## What is expected
In the lines below, find the one that contains "OCR this image." and write it out exactly, along with every line that follows it.
--- START Supplied entries ---
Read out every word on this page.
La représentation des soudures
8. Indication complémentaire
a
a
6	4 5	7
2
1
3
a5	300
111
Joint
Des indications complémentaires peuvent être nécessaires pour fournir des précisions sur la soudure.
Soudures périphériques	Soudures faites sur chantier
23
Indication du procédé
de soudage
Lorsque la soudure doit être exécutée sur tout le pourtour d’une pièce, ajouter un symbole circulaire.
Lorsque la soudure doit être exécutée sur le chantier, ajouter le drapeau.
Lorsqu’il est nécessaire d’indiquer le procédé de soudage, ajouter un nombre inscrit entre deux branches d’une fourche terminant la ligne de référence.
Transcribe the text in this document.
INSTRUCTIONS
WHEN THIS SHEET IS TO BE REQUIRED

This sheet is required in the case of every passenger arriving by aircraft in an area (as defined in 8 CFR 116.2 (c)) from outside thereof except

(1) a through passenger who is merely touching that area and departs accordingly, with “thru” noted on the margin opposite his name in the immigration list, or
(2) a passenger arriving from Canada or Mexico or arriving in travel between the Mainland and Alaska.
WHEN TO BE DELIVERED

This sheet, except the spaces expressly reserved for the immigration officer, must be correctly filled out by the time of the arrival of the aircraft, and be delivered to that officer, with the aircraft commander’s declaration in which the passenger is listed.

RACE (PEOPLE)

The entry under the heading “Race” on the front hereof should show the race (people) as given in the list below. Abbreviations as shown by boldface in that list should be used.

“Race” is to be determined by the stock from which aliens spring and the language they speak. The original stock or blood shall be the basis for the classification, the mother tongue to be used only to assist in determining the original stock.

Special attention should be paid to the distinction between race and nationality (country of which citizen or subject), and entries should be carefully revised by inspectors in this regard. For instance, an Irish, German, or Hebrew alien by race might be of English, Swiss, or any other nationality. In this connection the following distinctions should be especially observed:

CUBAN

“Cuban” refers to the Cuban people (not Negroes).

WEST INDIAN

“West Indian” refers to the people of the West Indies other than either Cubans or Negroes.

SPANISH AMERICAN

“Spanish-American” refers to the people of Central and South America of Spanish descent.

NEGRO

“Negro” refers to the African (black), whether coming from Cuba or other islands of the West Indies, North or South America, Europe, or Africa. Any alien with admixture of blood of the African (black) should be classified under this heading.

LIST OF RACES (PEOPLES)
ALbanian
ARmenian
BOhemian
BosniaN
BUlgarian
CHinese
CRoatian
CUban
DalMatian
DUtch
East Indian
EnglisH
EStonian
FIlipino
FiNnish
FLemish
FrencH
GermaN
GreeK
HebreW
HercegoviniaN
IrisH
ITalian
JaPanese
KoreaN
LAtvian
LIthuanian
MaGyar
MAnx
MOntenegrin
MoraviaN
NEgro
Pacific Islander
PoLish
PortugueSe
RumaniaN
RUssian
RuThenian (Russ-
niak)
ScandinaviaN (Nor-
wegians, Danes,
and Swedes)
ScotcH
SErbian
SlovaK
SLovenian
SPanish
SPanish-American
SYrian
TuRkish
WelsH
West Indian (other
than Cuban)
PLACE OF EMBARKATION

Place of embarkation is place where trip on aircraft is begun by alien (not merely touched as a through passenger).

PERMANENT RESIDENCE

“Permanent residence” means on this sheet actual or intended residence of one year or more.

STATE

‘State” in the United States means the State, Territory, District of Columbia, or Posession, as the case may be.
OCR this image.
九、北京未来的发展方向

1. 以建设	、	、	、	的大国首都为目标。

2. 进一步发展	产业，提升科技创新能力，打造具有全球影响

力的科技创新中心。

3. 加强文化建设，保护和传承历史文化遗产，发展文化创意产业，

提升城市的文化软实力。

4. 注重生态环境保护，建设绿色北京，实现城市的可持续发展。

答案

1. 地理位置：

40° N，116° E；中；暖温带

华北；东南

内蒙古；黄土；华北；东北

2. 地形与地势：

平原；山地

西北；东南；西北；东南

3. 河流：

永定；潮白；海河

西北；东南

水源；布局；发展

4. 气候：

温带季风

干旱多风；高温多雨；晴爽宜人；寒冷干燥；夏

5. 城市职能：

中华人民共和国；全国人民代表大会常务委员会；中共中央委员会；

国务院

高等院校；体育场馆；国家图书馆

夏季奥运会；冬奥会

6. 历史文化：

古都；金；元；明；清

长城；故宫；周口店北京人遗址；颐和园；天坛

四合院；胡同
--- END Supplied entries ---
## Reply
OCR this image.
九、北京未来的发展方向

1. 以建设	、	、	、	的大国首都为目标。

2. 进一步发展	产业，提升科技创新能力，打造具有全球影响

力的科技创新中心。

3. 加强文化建设，保护和传承历史文化遗产，发展文化创意产业，

提升城市的文化软实力。

4. 注重生态环境保护，建设绿色北京，实现城市的可持续发展。

答案

1. 地理位置：

40° N，116° E；中；暖温带

华北；东南

内蒙古；黄土；华北；东北

2. 地形与地势：

平原；山地

西北；东南；西北；东南

3. 河流：

永定；潮白；海河

西北；东南

水源；布局；发展

4. 气候：

温带季风

干旱多风；高温多雨；晴爽宜人；寒冷干燥；夏

5. 城市职能：

中华人民共和国；全国人民代表大会常务委员会；中共中央委员会；

国务院

高等院校；体育场馆；国家图书馆

夏季奥运会；冬奥会

6. 历史文化：

古都；金；元；明；清

长城；故宫；周口店北京人遗址；颐和园；天坛

四合院；胡同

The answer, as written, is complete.